++++ GIVEN ENTRIES
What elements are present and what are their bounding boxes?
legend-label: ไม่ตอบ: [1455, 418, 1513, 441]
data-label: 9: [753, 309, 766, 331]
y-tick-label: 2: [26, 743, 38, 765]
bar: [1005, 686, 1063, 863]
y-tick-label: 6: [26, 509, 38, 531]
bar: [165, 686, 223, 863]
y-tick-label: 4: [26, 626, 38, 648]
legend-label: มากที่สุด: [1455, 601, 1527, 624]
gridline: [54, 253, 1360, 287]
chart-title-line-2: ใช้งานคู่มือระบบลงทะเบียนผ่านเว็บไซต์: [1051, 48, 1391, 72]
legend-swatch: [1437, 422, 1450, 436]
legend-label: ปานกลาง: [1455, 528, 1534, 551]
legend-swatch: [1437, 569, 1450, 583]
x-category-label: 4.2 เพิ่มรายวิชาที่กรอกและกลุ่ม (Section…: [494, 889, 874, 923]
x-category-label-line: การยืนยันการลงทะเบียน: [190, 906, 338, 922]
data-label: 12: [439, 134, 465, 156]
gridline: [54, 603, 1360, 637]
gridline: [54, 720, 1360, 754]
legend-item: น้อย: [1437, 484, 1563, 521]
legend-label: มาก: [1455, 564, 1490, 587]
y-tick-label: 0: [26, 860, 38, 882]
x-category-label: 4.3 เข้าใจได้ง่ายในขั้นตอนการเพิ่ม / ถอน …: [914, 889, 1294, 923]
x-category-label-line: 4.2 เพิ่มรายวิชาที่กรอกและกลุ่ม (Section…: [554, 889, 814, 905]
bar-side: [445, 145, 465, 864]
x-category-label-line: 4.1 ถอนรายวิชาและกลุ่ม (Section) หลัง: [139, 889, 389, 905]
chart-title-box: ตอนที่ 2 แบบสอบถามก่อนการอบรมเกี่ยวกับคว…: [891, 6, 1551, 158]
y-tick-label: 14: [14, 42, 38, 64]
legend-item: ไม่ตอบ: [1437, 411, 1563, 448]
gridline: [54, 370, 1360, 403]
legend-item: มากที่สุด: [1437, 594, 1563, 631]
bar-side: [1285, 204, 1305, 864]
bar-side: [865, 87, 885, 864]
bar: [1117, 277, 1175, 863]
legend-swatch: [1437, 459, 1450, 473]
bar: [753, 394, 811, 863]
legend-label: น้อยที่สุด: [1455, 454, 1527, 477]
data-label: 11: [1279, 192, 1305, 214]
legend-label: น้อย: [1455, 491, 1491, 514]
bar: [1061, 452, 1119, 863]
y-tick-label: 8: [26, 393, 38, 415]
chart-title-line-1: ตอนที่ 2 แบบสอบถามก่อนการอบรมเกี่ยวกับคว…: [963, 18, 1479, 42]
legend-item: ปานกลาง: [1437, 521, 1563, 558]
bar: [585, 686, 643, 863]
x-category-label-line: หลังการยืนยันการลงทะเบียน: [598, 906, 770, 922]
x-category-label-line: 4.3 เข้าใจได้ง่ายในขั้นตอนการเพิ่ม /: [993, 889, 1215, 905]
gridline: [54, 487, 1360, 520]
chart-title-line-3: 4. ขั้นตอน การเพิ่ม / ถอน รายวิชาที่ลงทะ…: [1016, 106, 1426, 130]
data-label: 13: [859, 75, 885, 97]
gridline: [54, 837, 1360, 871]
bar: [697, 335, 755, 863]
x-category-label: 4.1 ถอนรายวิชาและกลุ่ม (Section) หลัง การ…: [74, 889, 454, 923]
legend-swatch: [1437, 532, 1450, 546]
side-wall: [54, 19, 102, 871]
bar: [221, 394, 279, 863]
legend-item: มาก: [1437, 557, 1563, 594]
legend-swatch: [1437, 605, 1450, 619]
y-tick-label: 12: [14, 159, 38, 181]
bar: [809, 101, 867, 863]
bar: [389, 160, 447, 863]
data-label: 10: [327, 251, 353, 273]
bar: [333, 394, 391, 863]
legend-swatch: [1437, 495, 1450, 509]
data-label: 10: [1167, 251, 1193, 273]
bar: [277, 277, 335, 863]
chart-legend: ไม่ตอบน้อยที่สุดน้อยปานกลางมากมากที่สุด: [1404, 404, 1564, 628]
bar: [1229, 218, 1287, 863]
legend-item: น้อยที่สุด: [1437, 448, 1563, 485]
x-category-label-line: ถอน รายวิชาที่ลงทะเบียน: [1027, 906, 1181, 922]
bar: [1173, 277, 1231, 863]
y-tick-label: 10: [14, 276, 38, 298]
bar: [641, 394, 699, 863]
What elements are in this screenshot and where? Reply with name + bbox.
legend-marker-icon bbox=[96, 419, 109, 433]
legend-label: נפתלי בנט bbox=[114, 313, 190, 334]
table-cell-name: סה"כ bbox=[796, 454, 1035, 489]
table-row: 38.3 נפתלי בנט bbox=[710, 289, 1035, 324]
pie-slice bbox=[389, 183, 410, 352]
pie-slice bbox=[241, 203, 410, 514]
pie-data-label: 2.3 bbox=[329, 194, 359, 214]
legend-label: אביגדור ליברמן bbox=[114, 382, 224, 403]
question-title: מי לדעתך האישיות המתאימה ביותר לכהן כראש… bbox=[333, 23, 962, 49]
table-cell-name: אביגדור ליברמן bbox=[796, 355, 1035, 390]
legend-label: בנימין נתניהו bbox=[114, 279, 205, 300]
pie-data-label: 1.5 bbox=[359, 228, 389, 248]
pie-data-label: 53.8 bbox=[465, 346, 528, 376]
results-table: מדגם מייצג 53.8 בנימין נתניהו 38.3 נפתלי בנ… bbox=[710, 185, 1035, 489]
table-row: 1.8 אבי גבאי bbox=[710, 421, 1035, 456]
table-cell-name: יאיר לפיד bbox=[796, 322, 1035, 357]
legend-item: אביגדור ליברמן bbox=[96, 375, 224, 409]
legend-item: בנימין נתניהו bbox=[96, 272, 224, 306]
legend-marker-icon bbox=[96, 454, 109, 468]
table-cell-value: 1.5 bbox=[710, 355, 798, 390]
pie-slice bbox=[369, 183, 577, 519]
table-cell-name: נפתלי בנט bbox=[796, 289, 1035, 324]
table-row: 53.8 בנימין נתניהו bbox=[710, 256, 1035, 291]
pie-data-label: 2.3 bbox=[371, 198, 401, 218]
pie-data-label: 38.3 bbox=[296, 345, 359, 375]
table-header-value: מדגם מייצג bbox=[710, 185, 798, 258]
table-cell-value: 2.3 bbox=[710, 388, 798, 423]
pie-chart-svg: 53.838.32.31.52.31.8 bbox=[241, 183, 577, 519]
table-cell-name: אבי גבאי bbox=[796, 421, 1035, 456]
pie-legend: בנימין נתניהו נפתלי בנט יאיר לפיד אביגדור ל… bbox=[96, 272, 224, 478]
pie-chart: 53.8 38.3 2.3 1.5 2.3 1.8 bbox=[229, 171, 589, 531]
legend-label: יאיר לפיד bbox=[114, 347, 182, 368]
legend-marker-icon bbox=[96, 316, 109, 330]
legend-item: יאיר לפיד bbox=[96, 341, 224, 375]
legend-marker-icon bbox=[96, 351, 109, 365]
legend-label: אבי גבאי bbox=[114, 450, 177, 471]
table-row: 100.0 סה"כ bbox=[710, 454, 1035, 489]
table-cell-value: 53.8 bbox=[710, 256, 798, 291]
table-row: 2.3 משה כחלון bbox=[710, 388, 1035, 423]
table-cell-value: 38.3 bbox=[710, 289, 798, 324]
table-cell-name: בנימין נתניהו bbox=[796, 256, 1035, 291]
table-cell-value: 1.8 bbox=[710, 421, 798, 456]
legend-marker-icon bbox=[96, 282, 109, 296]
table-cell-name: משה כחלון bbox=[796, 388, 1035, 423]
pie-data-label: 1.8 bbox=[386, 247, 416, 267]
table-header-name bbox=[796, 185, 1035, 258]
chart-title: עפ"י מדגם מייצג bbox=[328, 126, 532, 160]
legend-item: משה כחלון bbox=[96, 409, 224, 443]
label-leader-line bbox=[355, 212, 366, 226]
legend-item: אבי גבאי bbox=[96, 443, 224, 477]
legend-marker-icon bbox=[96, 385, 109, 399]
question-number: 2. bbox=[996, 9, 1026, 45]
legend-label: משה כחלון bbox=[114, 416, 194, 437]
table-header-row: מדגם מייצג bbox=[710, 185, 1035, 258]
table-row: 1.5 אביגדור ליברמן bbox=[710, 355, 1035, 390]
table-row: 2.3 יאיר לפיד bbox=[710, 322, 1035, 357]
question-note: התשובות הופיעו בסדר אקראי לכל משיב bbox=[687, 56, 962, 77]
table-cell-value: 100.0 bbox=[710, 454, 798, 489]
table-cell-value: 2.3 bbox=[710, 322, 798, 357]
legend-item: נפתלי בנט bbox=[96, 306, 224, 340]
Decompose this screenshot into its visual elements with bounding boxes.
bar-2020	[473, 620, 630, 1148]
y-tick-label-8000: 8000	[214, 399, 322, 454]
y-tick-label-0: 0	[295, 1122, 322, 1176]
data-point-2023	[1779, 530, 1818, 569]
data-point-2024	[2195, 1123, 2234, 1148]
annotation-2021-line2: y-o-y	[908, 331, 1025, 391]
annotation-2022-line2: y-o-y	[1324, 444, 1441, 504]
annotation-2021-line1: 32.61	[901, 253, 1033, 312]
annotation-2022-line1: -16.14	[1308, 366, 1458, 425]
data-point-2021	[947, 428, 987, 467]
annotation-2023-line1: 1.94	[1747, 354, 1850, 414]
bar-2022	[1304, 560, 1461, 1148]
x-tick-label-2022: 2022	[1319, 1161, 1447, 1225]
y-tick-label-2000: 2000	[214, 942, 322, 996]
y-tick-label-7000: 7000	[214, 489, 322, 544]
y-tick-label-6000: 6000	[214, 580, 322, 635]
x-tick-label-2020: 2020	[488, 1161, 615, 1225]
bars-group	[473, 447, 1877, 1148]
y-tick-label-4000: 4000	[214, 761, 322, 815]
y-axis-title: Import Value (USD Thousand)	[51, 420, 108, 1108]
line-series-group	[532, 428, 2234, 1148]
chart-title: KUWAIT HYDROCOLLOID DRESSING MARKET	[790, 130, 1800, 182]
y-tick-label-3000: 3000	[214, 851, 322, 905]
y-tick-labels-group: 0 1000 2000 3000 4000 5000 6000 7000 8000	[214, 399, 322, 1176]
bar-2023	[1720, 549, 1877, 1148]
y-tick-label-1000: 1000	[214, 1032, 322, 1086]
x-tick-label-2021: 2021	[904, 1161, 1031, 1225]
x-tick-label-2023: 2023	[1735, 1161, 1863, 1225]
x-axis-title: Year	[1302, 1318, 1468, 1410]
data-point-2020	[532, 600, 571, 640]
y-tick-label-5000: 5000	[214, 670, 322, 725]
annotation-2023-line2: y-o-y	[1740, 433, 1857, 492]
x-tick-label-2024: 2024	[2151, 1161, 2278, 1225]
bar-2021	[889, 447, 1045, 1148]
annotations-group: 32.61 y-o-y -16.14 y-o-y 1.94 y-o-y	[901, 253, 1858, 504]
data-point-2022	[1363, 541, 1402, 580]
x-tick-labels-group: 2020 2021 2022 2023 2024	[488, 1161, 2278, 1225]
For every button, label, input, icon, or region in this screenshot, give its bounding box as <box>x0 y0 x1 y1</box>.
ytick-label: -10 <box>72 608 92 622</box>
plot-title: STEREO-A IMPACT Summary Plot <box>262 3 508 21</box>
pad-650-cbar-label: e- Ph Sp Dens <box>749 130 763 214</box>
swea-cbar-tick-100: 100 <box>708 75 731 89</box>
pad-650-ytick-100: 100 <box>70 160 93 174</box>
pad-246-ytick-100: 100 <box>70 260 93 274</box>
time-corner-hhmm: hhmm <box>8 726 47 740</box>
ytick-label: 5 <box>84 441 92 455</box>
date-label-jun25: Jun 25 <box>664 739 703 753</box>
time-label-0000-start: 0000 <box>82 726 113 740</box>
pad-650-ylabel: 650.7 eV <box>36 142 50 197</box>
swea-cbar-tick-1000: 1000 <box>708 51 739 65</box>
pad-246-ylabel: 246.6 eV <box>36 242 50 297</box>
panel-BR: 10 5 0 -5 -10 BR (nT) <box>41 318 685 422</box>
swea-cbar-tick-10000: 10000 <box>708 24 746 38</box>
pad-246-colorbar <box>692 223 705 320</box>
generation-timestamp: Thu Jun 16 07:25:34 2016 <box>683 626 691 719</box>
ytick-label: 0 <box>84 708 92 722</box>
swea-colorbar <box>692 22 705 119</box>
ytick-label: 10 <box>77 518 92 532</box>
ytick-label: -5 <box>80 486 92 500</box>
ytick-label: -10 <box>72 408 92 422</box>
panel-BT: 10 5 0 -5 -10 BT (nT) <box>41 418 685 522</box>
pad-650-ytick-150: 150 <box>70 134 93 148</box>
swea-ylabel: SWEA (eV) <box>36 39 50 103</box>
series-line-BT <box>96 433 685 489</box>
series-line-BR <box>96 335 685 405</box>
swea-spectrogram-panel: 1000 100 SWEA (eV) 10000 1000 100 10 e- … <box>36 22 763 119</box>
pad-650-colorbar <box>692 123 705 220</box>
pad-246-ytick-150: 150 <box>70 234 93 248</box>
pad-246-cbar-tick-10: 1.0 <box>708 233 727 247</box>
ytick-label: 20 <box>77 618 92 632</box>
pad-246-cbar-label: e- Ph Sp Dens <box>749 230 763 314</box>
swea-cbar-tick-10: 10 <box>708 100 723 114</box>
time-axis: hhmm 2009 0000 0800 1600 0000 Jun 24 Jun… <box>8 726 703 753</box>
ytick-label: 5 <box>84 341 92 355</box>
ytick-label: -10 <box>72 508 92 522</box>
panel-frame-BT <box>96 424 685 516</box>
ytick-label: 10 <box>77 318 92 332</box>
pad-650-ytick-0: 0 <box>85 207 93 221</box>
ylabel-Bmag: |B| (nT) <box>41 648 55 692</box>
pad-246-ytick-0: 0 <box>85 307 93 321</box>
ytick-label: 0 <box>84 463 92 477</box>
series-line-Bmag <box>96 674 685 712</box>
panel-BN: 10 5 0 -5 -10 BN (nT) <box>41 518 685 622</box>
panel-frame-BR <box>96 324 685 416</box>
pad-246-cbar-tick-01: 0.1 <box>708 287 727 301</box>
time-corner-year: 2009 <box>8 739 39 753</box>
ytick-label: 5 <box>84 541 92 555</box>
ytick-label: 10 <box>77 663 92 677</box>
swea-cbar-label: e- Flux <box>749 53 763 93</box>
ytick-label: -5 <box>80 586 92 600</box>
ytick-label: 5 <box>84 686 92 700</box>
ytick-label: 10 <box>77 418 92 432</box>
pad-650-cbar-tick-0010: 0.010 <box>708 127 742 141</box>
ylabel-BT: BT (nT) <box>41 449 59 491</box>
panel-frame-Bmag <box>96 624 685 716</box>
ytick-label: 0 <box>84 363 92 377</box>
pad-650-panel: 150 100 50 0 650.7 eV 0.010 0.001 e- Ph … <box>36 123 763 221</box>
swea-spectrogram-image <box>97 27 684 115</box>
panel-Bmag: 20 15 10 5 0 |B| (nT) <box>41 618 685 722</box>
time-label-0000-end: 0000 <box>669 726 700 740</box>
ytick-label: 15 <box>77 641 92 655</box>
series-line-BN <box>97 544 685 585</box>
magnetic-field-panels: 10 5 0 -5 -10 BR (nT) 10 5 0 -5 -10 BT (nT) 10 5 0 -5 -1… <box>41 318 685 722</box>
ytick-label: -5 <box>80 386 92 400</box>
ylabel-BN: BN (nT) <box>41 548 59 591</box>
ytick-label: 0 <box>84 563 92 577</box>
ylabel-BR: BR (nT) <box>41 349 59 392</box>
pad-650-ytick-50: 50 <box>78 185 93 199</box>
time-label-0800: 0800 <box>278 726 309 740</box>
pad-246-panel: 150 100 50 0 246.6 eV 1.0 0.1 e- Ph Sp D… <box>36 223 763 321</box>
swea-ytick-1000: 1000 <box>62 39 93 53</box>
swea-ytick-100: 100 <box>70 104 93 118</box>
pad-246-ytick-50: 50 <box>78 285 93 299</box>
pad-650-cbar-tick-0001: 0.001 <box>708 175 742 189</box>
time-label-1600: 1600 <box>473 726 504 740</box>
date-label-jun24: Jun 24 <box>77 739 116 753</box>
++++++++
■ **EXERCISE AIM**
Copy out, character for character, the lines from the beginning of the items through the line containing "x-category-label-line: 4.2 เพิ่มรายวิชาที่กรอกและกลุ่ม", including both of those lines.

■ **SOLUTION FOR THIS EXERCISE**
What elements are present and what are their bounding boxes?
legend-label: ไม่ตอบ: [1455, 418, 1513, 441]
data-label: 9: [753, 309, 766, 331]
y-tick-label: 2: [26, 743, 38, 765]
bar: [1005, 686, 1063, 863]
y-tick-label: 6: [26, 509, 38, 531]
bar: [165, 686, 223, 863]
y-tick-label: 4: [26, 626, 38, 648]
legend-label: มากที่สุด: [1455, 601, 1527, 624]
gridline: [54, 253, 1360, 287]
chart-title-line-2: ใช้งานคู่มือระบบลงทะเบียนผ่านเว็บไซต์: [1051, 48, 1391, 72]
legend-swatch: [1437, 422, 1450, 436]
legend-label: ปานกลาง: [1455, 528, 1534, 551]
legend-swatch: [1437, 569, 1450, 583]
x-category-label: 4.2 เพิ่มรายวิชาที่กรอกและกลุ่ม (Section…: [494, 889, 874, 923]
x-category-label-line: การยืนยันการลงทะเบียน: [190, 906, 338, 922]
data-label: 12: [439, 134, 465, 156]
gridline: [54, 603, 1360, 637]
gridline: [54, 720, 1360, 754]
legend-item: น้อย: [1437, 484, 1563, 521]
legend-label: มาก: [1455, 564, 1490, 587]
y-tick-label: 0: [26, 860, 38, 882]
x-category-label: 4.3 เข้าใจได้ง่ายในขั้นตอนการเพิ่ม / ถอน …: [914, 889, 1294, 923]
x-category-label-line: 4.2 เพิ่มรายวิชาที่กรอกและกลุ่ม (Section…: [554, 889, 814, 905]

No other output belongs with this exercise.